◆ GOAL OF THE EXERCISE:
Where does the string "having" appear in the records? Copy each line that holds it.
+ + + +
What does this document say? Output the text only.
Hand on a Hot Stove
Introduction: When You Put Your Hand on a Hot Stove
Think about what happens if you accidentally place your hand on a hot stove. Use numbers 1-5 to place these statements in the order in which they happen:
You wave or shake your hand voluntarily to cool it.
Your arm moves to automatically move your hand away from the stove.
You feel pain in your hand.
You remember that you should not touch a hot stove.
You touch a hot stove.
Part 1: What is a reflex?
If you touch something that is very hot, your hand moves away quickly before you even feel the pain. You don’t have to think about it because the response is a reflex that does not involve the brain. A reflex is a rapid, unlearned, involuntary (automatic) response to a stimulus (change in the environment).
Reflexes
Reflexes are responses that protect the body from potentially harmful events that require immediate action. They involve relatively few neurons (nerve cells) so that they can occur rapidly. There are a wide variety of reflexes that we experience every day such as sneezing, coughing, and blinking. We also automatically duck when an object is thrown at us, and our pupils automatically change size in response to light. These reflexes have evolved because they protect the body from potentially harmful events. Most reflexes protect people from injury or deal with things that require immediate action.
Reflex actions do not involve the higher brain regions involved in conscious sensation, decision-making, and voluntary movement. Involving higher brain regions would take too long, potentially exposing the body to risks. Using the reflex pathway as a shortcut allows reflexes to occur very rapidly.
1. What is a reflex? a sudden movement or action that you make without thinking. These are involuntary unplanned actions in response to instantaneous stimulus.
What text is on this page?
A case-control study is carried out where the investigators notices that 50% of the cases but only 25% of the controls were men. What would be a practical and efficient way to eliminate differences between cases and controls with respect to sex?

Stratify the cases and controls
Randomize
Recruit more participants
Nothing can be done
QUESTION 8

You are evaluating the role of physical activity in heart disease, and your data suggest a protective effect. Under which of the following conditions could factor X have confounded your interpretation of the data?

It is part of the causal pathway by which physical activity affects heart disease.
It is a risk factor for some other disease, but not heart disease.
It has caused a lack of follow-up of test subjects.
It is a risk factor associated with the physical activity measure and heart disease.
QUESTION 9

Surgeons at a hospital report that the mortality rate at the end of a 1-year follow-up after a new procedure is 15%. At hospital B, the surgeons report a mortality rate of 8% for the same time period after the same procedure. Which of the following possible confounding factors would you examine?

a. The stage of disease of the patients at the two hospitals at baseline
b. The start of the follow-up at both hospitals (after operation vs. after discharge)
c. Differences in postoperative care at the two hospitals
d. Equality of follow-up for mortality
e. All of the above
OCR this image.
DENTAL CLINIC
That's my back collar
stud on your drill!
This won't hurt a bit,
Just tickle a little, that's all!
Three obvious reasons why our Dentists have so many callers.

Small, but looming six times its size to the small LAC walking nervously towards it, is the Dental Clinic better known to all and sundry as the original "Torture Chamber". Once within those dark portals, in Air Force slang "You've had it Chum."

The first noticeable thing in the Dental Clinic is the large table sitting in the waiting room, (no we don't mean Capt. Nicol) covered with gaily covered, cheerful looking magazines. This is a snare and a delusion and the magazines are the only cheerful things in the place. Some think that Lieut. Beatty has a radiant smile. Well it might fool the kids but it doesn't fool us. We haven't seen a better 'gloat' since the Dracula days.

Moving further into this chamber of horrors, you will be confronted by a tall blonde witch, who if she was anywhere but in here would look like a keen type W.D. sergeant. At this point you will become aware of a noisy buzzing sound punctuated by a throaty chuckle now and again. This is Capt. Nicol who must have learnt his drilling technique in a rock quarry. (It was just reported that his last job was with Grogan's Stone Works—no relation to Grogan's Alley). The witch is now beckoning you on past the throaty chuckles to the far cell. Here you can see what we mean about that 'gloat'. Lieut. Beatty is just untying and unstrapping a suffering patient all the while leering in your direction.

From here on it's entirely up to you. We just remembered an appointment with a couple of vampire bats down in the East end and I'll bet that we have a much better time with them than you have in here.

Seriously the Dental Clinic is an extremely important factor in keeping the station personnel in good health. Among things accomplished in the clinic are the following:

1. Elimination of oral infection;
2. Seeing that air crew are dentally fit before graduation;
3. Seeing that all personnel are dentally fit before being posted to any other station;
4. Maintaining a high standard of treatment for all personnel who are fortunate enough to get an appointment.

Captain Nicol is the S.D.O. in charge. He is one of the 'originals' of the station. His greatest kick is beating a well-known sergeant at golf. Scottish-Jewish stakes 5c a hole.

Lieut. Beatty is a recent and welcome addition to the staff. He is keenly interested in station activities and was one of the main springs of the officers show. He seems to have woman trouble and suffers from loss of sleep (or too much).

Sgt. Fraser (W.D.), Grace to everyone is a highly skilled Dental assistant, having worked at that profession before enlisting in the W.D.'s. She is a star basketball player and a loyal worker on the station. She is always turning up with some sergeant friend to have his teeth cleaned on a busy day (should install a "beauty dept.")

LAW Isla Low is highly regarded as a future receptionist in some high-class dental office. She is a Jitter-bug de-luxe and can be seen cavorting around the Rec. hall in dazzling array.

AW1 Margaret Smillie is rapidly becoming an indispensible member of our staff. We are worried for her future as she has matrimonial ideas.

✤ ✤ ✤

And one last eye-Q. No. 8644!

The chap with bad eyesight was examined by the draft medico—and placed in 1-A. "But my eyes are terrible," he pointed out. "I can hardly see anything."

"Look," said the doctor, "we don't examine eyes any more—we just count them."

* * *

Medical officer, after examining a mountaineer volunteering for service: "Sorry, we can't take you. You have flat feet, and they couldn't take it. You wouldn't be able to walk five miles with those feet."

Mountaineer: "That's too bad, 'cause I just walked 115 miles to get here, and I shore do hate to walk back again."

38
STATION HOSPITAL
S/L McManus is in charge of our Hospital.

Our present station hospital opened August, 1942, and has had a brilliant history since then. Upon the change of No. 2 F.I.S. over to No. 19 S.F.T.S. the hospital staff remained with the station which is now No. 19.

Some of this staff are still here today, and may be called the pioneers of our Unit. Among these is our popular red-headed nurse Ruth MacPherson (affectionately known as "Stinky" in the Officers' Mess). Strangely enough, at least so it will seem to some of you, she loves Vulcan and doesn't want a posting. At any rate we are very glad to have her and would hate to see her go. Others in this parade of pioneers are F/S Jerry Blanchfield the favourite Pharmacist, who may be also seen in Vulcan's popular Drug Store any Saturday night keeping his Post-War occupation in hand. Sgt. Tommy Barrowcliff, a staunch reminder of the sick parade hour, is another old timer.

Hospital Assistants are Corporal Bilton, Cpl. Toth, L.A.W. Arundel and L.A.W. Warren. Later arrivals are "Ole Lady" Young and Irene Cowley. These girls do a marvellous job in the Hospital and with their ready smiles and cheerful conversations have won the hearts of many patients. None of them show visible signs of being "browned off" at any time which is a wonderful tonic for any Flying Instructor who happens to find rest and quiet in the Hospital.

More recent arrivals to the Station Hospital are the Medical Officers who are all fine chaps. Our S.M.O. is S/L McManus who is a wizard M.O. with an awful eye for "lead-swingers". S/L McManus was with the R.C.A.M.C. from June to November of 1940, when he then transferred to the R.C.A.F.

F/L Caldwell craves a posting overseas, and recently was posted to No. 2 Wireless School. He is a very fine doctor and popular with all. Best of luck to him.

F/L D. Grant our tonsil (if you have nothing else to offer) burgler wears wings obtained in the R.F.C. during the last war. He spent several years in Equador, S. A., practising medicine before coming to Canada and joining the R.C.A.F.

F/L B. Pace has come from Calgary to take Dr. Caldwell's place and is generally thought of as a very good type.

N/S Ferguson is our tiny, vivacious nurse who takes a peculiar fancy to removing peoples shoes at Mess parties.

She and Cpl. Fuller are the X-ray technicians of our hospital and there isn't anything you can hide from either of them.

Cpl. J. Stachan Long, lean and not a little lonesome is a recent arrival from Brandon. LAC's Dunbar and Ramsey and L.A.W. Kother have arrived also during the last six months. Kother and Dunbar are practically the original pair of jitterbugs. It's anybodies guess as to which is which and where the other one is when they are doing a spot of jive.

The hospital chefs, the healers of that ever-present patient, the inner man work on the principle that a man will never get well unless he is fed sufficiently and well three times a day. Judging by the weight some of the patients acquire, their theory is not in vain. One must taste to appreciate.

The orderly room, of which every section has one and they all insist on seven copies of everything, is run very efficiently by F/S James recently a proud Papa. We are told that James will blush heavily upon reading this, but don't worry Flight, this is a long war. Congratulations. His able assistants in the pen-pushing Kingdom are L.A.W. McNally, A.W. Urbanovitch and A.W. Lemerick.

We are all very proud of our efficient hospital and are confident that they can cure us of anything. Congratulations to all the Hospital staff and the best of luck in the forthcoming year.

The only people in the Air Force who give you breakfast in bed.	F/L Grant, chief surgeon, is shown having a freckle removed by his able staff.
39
+ + + +
◆ PROBLEM SOLUTION:
Sgt. Fraser (W.D.), Grace to everyone is a highly skilled Dental assistant, having worked at that profession before enlisting in the W.D.'s. She is a star basketball player and a loyal worker on the station. She is always turning up with some sergeant friend to have his teeth cleaned on a busy day (should install a "beauty dept.")
The only people in the Air Force who give you breakfast in bed.	F/L Grant, chief surgeon, is shown having a freckle removed by his able staff.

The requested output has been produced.